►

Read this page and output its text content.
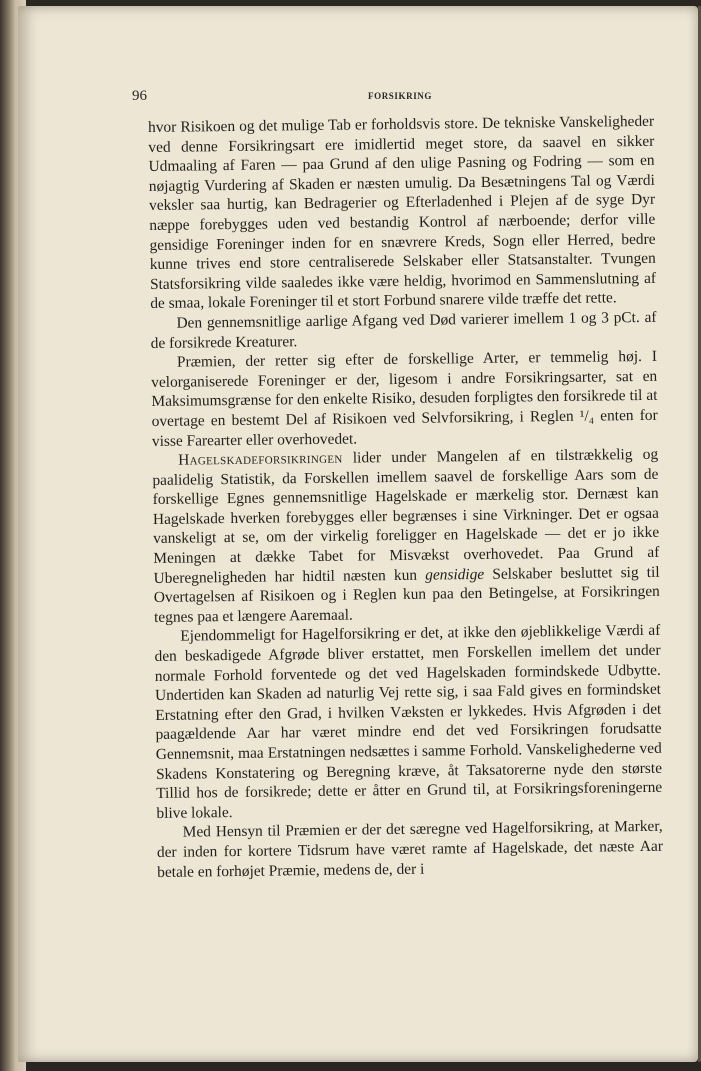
96	FORSIKRING

hvor Risikoen og det mulige Tab er forholdsvis store. De tekniske Vanskeligheder ved denne Forsikringsart ere imidlertid meget store, da saavel en sikker Udmaaling af Faren — paa Grund af den ulige Pasning og Fodring — som en nøjagtig Vurdering af Skaden er næsten umulig. Da Besætningens Tal og Værdi veksler saa hurtig, kan Bedragerier og Efterladenhed i Plejen af de syge Dyr næppe forebygges uden ved bestandig Kontrol af nærboende; derfor ville gensidige Foreninger inden for en snævrere Kreds, Sogn eller Herred, bedre kunne trives end store centraliserede Selskaber eller Statsanstalter. Tvungen Statsforsikring vilde saaledes ikke være heldig, hvorimod en Sammenslutning af de smaa, lokale Foreninger til et stort Forbund snarere vilde træffe det rette.

Den gennemsnitlige aarlige Afgang ved Død varierer imellem 1 og 3 pCt. af de forsikrede Kreaturer.

Præmien, der retter sig efter de forskellige Arter, er temmelig høj. I velorganiserede Foreninger er der, ligesom i andre Forsikringsarter, sat en Maksimumsgrænse for den enkelte Risiko, desuden forpligtes den forsikrede til at overtage en bestemt Del af Risikoen ved Selvforsikring, i Reglen ¹/₄ enten for visse Farearter eller overhovedet.

Hagelskadeforsikringen lider under Mangelen af en tilstrækkelig og paalidelig Statistik, da Forskellen imellem saavel de forskellige Aars som de forskellige Egnes gennemsnitlige Hagelskade er mærkelig stor. Dernæst kan Hagelskade hverken forebygges eller begrænses i sine Virkninger. Det er ogsaa vanskeligt at se, om der virkelig foreligger en Hagelskade — det er jo ikke Meningen at dække Tabet for Misvækst overhovedet. Paa Grund af Uberegneligheden har hidtil næsten kun gensidige Selskaber besluttet sig til Overtagelsen af Risikoen og i Reglen kun paa den Betingelse, at Forsikringen tegnes paa et længere Aaremaal.

Ejendommeligt for Hagelforsikring er det, at ikke den øjeblikkelige Værdi af den beskadigede Afgrøde bliver erstattet, men Forskellen imellem det under normale Forhold forventede og det ved Hagelskaden formindskede Udbytte. Undertiden kan Skaden ad naturlig Vej rette sig, i saa Fald gives en formindsket Erstatning efter den Grad, i hvilken Væksten er lykkedes. Hvis Afgrøden i det paagældende Aar har været mindre end det ved Forsikringen forudsatte Gennemsnit, maa Erstatningen nedsættes i samme Forhold. Vanskelighederne ved Skadens Konstatering og Beregning kræve, åt Taksatorerne nyde den største Tillid hos de forsikrede; dette er åtter en Grund til, at Forsikringsforeningerne blive lokale.

Med Hensyn til Præmien er der det særegne ved Hagelforsikring, at Marker, der inden for kortere Tidsrum have været ramte af Hagelskade, det næste Aar betale en forhøjet Præmie, medens de, der i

◄

▶ Work to do:
Quote the material word for word, dropping any images it holds.

▶ Solved exercise:
Read this page and output its text content.
96	FORSIKRING

hvor Risikoen og det mulige Tab er forholdsvis store. De tekniske Vanskeligheder ved denne Forsikringsart ere imidlertid meget store, da saavel en sikker Udmaaling af Faren — paa Grund af den ulige Pasning og Fodring — som en nøjagtig Vurdering af Skaden er næsten umulig. Da Besætningens Tal og Værdi veksler saa hurtig, kan Bedragerier og Efterladenhed i Plejen af de syge Dyr næppe forebygges uden ved bestandig Kontrol af nærboende; derfor ville gensidige Foreninger inden for en snævrere Kreds, Sogn eller Herred, bedre kunne trives end store centraliserede Selskaber eller Statsanstalter. Tvungen Statsforsikring vilde saaledes ikke være heldig, hvorimod en Sammenslutning af de smaa, lokale Foreninger til et stort Forbund snarere vilde træffe det rette.

Den gennemsnitlige aarlige Afgang ved Død varierer imellem 1 og 3 pCt. af de forsikrede Kreaturer.

Præmien, der retter sig efter de forskellige Arter, er temmelig høj. I velorganiserede Foreninger er der, ligesom i andre Forsikringsarter, sat en Maksimumsgrænse for den enkelte Risiko, desuden forpligtes den forsikrede til at overtage en bestemt Del af Risikoen ved Selvforsikring, i Reglen ¹/₄ enten for visse Farearter eller overhovedet.

Hagelskadeforsikringen lider under Mangelen af en tilstrækkelig og paalidelig Statistik, da Forskellen imellem saavel de forskellige Aars som de forskellige Egnes gennemsnitlige Hagelskade er mærkelig stor. Dernæst kan Hagelskade hverken forebygges eller begrænses i sine Virkninger. Det er ogsaa vanskeligt at se, om der virkelig foreligger en Hagelskade — det er jo ikke Meningen at dække Tabet for Misvækst overhovedet. Paa Grund af Uberegneligheden har hidtil næsten kun gensidige Selskaber besluttet sig til Overtagelsen af Risikoen og i Reglen kun paa den Betingelse, at Forsikringen tegnes paa et længere Aaremaal.

Ejendommeligt for Hagelforsikring er det, at ikke den øjeblikkelige Værdi af den beskadigede Afgrøde bliver erstattet, men Forskellen imellem det under normale Forhold forventede og det ved Hagelskaden formindskede Udbytte. Undertiden kan Skaden ad naturlig Vej rette sig, i saa Fald gives en formindsket Erstatning efter den Grad, i hvilken Væksten er lykkedes. Hvis Afgrøden i det paagældende Aar har været mindre end det ved Forsikringen forudsatte Gennemsnit, maa Erstatningen nedsættes i samme Forhold. Vanskelighederne ved Skadens Konstatering og Beregning kræve, åt Taksatorerne nyde den største Tillid hos de forsikrede; dette er åtter en Grund til, at Forsikringsforeningerne blive lokale.

Med Hensyn til Præmien er der det særegne ved Hagelforsikring, at Marker, der inden for kortere Tidsrum have været ramte af Hagelskade, det næste Aar betale en forhøjet Præmie, medens de, der i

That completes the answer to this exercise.